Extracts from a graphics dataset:

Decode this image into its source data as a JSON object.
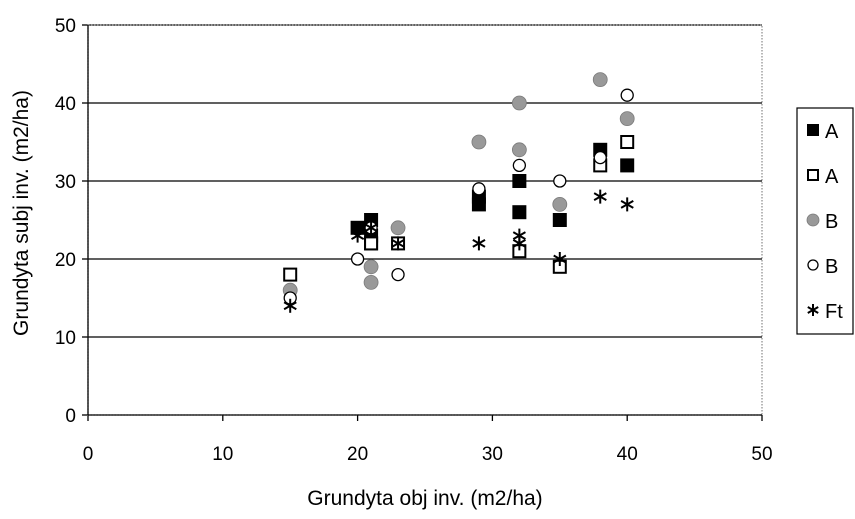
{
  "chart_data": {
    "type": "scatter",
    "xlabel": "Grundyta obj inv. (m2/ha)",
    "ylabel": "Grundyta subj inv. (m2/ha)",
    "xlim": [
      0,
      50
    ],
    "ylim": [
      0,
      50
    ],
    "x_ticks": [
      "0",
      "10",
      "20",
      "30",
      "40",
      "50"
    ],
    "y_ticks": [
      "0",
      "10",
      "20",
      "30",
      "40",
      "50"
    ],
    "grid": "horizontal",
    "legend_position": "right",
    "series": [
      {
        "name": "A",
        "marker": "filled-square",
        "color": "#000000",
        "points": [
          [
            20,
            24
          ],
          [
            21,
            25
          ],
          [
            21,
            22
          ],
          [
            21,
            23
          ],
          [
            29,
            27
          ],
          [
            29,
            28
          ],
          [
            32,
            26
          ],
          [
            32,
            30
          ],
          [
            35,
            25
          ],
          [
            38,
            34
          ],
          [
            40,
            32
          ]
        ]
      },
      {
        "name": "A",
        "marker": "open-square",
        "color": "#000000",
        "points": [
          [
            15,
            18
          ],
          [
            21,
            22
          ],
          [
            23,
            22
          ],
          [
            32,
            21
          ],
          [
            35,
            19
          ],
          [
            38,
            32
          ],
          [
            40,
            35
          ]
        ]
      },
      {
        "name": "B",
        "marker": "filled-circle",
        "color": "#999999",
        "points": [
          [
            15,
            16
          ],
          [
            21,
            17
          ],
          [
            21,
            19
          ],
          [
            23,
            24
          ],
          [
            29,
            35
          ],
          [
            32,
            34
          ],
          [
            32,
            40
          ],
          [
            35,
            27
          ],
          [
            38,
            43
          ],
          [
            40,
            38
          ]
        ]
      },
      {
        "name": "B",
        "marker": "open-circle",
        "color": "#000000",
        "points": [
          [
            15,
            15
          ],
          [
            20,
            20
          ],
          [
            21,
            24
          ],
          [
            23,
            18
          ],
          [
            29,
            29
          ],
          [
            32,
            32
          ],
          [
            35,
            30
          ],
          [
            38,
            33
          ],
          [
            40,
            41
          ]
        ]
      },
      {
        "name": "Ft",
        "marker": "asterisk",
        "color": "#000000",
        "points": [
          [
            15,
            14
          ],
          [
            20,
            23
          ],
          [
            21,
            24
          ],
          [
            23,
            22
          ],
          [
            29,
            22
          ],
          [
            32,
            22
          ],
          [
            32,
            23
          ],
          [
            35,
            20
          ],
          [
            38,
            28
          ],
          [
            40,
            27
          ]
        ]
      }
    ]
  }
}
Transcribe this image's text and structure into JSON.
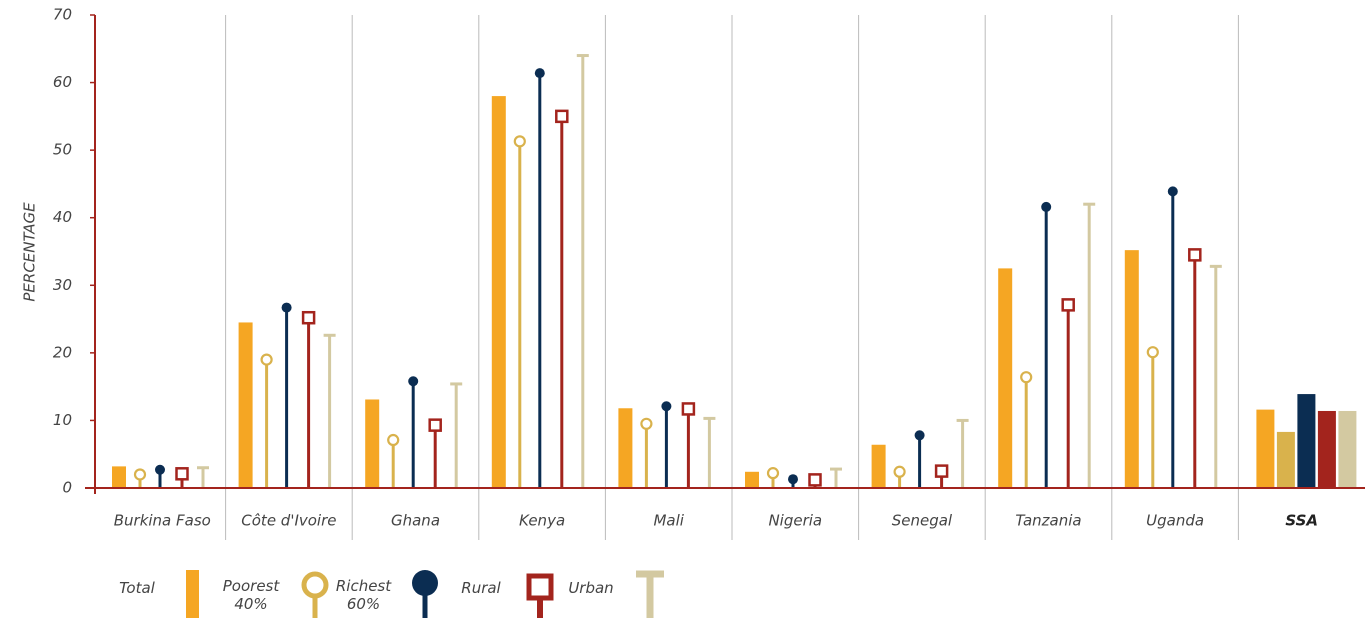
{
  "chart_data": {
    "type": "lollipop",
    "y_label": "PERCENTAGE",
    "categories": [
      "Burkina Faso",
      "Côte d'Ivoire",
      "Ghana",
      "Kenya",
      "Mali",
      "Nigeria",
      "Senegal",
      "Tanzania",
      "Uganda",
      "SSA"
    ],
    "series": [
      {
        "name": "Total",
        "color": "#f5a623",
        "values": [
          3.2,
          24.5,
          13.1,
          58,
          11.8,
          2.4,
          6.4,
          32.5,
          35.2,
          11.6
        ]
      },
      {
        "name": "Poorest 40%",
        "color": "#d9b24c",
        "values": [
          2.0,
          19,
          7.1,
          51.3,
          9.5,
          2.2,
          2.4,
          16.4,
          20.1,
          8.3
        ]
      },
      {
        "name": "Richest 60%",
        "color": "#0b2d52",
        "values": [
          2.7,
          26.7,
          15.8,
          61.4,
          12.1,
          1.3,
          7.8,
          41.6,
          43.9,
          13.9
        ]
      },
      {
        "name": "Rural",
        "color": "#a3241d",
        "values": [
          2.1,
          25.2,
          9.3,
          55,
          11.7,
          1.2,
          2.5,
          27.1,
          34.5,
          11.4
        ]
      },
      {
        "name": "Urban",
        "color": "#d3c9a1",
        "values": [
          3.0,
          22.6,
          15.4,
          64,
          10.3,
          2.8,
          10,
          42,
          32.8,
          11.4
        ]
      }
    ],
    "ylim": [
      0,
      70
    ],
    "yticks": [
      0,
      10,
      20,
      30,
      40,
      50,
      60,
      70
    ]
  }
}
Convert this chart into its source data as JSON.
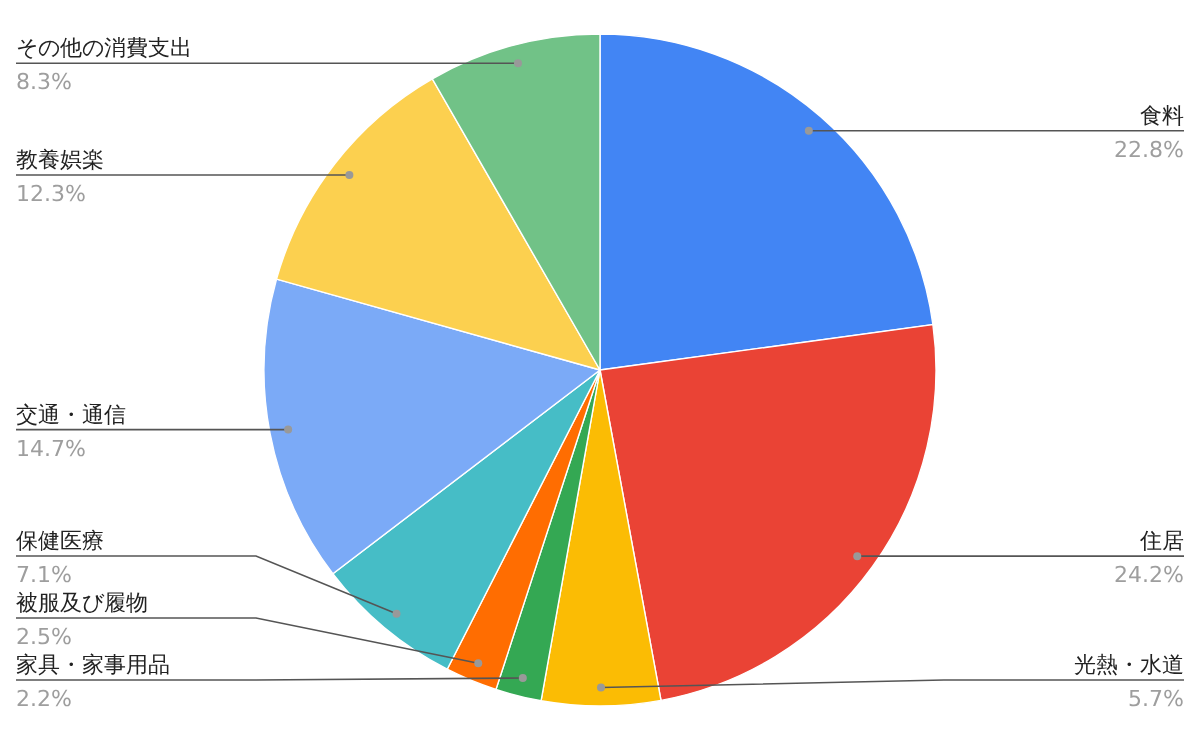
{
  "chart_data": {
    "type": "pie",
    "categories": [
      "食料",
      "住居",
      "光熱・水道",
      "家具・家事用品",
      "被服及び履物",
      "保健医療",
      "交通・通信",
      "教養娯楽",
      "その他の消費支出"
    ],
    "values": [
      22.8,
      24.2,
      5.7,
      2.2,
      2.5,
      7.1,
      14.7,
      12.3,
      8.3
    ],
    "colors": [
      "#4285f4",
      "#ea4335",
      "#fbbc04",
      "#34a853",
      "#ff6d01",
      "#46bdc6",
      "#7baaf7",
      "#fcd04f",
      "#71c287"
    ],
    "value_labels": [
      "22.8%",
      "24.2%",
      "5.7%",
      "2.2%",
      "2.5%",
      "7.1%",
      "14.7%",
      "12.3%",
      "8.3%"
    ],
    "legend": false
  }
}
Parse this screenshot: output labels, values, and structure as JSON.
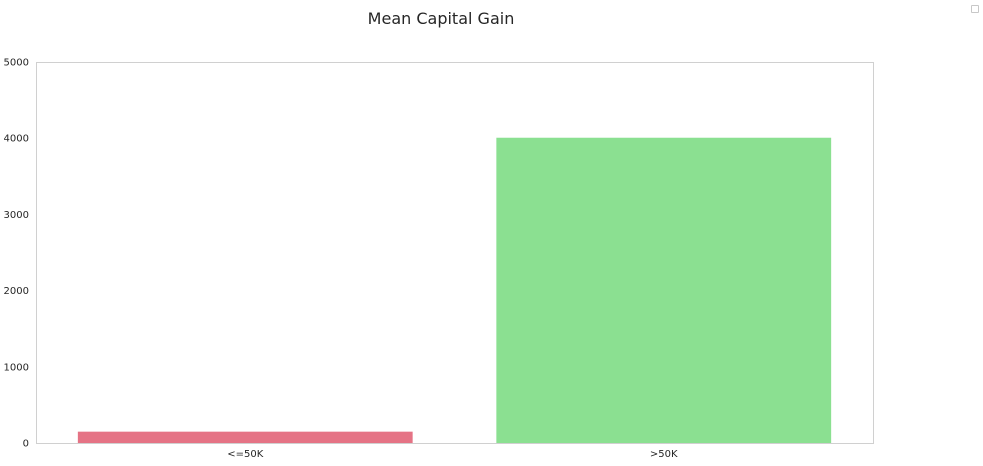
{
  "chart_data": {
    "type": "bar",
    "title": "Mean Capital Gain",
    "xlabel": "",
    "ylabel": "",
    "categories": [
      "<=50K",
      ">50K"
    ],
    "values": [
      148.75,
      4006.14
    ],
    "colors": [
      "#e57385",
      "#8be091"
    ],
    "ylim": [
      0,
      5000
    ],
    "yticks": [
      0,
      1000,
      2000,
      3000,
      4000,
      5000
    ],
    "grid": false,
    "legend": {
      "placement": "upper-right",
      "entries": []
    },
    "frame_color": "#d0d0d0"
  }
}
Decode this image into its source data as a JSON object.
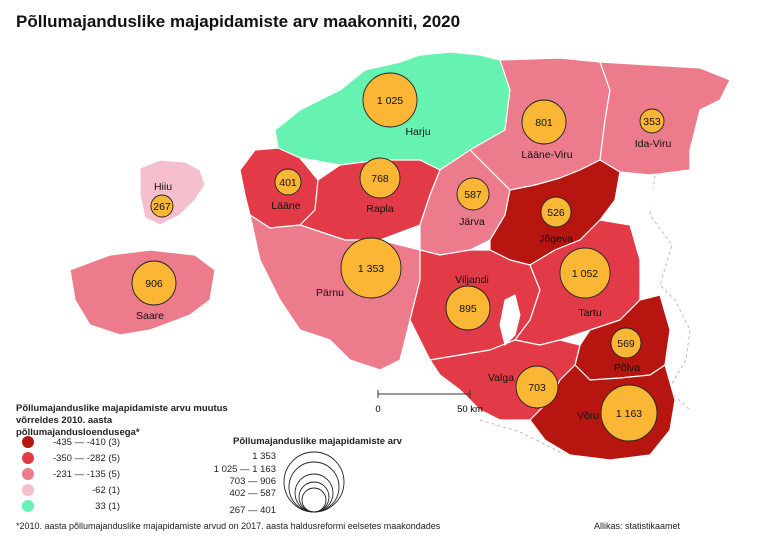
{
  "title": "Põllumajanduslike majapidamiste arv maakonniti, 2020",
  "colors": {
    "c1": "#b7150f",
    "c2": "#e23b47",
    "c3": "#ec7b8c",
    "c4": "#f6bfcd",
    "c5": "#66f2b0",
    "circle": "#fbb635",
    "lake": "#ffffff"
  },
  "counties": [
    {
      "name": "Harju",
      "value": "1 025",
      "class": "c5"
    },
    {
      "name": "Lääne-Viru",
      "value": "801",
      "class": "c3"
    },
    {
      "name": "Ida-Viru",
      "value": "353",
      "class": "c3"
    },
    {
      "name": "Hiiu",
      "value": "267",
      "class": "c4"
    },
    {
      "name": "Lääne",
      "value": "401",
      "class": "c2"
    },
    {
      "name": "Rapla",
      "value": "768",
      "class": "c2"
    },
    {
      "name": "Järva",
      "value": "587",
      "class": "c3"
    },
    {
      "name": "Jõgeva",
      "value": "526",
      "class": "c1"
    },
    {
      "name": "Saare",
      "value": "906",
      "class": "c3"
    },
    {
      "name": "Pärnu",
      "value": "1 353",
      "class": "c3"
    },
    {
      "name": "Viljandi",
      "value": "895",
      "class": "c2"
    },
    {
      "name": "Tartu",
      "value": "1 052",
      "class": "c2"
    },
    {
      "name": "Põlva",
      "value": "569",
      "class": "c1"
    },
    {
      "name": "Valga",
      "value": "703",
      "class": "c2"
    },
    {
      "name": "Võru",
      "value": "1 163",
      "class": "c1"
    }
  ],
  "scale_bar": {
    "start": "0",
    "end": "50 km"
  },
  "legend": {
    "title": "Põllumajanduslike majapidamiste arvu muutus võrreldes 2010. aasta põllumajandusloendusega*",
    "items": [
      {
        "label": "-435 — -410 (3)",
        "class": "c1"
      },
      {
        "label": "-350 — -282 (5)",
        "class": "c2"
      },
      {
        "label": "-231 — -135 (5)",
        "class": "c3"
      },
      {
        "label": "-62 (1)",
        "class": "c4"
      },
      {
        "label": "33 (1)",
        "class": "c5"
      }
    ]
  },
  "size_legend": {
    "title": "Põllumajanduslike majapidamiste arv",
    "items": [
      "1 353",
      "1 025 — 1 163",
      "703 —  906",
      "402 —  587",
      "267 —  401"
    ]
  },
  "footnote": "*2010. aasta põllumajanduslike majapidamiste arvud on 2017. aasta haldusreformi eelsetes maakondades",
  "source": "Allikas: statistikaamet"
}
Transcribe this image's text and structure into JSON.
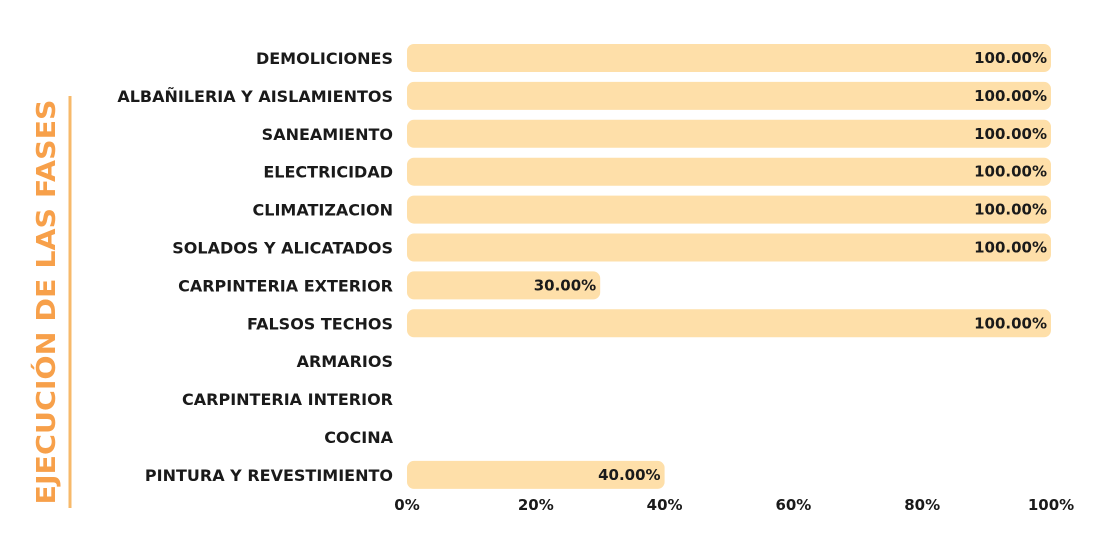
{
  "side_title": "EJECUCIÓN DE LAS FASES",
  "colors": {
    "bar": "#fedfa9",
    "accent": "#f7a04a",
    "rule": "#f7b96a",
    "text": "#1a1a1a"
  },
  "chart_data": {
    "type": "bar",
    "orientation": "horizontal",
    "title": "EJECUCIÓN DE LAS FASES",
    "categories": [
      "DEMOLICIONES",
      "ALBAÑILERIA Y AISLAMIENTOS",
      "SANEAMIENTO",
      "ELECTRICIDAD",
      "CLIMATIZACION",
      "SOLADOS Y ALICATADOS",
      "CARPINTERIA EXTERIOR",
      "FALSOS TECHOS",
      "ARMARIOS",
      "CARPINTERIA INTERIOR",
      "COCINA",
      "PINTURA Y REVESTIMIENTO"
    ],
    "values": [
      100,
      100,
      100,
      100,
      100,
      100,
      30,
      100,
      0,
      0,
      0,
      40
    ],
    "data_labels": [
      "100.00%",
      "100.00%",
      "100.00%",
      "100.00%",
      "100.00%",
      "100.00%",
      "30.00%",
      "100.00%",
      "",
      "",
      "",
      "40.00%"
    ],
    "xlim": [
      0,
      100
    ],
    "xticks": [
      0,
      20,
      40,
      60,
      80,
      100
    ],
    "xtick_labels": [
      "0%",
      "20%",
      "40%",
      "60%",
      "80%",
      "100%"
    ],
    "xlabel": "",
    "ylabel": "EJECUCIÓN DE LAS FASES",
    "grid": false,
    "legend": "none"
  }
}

— WRITTEN REQUEST —
Pull every line containing "source" from the material above.

— THE RESPONSE —
Decode this image into its source data as a JSON object.
Convert this chart into its source data as JSON.
Decode this image into its source data as a JSON object.
  "source": "Allikas: statistikaamet"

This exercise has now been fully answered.